• **TASK REQUIREMENTS**:
1. In the opinion excerpt, list every passage that appears inside quotation marks.
2. Set down the stretch of the opinion excerpt from "SORNA’s amendment to" through "crime of conviction.", word for word.

• **READING PASSAGE**:

Megan’s Law limited the registration period for indecent assault to ten years.

SORNA’s amendment to lifetime registration did not become effective until

seven years after sentencing.     Since the Commonwealth had no right to

demand lifetime registration at sentencing, it obviously did not “negotiate

away” lifetime registration.    In truth, the Commonwealth obtained every

minute of the registration period which the law required at that time for

Ritz's crime of conviction.

      Equally inaccurate is the Commonwealth’s assertion that the trial court

“modif[ied]” Ritz’s registration period in violation of SORNA.     The court

“modified” nothing -- to the contrary, it denied the Commonwealth’s attempt

to modify Ritz’s 2005 plea bargain by changing Ritz’s registration period

from ten years to his entire lifetime.   This was the correct decision under

Martinez. Id., 147 A.3d at 527 (quoting, inter alia, Hainesworth) (“when

a plea rests in any significant degree on a promise or agreement of the

prosecutor, so that it can be said to be part of the inducement or

consideration, such promise must be fulfilled”).

• **Spatial layout data**:
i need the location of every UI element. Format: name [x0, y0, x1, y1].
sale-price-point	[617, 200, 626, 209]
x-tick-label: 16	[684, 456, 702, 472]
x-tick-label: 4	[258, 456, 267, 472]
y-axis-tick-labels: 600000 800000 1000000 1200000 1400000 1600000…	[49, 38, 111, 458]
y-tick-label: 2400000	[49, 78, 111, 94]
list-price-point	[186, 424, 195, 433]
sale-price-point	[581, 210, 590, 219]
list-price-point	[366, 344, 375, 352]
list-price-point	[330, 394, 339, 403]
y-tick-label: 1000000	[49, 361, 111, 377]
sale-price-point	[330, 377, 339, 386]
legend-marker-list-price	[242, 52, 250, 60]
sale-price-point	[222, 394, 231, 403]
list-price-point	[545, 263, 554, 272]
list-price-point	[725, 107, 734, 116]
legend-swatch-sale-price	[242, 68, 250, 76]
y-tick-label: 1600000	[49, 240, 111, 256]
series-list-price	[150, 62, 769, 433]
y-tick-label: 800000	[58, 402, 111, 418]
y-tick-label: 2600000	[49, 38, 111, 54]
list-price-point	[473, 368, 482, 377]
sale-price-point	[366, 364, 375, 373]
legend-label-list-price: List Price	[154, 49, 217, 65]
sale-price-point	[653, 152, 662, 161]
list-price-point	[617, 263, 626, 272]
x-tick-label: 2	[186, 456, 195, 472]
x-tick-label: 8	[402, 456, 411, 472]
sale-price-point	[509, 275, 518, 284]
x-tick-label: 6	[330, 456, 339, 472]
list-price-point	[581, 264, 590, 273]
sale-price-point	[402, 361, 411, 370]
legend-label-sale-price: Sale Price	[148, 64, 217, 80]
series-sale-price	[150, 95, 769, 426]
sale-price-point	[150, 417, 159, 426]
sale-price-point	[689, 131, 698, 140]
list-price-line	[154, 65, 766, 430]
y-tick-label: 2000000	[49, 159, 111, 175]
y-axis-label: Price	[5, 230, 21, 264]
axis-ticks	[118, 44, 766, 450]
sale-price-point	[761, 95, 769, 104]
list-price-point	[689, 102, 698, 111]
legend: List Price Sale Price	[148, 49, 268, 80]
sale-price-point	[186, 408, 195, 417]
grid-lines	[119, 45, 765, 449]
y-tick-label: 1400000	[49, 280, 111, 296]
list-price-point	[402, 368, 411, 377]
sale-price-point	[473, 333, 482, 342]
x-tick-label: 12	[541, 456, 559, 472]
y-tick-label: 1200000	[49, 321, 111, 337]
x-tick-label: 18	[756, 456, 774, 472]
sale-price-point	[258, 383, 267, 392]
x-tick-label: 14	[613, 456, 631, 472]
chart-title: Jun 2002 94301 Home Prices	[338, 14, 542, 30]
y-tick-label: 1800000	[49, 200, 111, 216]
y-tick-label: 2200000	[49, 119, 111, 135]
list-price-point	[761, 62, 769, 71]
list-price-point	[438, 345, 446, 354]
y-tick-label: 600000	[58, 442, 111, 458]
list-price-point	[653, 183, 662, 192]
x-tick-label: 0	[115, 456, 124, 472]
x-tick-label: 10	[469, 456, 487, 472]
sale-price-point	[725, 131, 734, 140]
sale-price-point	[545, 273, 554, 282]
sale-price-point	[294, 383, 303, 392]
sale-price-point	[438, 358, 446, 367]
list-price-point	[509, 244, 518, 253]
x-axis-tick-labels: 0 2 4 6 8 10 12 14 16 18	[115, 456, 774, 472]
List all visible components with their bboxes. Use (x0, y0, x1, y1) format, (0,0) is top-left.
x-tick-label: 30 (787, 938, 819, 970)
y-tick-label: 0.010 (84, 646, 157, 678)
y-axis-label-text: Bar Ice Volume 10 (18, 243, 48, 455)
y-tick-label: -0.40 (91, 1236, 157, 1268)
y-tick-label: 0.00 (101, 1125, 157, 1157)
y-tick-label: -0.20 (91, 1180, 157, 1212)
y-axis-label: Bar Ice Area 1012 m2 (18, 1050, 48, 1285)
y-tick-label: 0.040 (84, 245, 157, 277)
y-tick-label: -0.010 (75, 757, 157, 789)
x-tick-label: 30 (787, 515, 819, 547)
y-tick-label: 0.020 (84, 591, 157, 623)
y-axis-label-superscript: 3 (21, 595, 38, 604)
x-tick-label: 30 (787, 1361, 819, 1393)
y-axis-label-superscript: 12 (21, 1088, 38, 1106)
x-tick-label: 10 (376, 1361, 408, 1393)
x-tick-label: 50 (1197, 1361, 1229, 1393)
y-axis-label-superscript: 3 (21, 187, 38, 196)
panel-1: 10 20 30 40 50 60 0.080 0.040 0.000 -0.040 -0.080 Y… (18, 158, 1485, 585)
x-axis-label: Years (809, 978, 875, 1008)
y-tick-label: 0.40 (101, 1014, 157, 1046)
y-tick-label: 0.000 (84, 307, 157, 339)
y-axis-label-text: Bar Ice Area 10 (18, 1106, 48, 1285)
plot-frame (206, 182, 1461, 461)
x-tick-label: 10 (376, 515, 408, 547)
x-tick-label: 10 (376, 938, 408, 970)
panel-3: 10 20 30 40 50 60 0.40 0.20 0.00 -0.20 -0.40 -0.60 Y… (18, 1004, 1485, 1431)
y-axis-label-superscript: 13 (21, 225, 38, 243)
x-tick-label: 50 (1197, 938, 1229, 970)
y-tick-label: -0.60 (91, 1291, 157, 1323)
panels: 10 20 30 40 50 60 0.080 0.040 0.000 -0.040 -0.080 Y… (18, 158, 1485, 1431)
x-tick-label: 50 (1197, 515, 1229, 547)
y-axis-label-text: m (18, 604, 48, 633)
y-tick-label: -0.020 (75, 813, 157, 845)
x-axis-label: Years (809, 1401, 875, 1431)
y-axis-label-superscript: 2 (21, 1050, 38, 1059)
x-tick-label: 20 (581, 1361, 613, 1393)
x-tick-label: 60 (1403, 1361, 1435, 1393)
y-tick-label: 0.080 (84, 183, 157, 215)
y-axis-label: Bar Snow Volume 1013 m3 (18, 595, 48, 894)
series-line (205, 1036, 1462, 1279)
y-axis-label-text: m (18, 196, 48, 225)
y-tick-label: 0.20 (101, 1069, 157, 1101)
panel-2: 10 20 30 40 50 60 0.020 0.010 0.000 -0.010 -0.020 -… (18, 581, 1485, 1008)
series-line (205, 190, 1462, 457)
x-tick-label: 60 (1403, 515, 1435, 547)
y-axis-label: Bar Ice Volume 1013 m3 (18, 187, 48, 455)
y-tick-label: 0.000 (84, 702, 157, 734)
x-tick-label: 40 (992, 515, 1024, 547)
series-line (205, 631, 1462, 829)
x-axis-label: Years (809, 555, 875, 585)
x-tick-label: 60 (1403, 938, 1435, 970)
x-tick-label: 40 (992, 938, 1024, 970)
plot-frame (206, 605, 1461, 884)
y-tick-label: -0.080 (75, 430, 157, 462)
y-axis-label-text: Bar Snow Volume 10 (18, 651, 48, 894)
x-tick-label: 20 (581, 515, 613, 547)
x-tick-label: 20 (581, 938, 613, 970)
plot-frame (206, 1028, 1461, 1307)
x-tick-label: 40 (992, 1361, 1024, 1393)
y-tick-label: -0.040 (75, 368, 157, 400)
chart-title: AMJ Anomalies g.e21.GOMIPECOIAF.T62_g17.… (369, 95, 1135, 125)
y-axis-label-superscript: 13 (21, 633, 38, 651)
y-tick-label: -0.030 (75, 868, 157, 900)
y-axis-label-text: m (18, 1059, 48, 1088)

• **ANSWERS FOR THE TASKS**:
1.
- “negotiate away”
- “modif[ied]”
- “modified”
- “when a plea rests in any significant degree on a promise or agreement of the prosecutor, so that it can be said to be part of the inducement or consideration, such promise must be fulfilled”

2.
SORNA’s amendment to lifetime registration did not become effective until

seven years after sentencing.     Since the Commonwealth had no right to

demand lifetime registration at sentencing, it obviously did not “negotiate

away” lifetime registration.    In truth, the Commonwealth obtained every

minute of the registration period which the law required at that time for

Ritz's crime of conviction.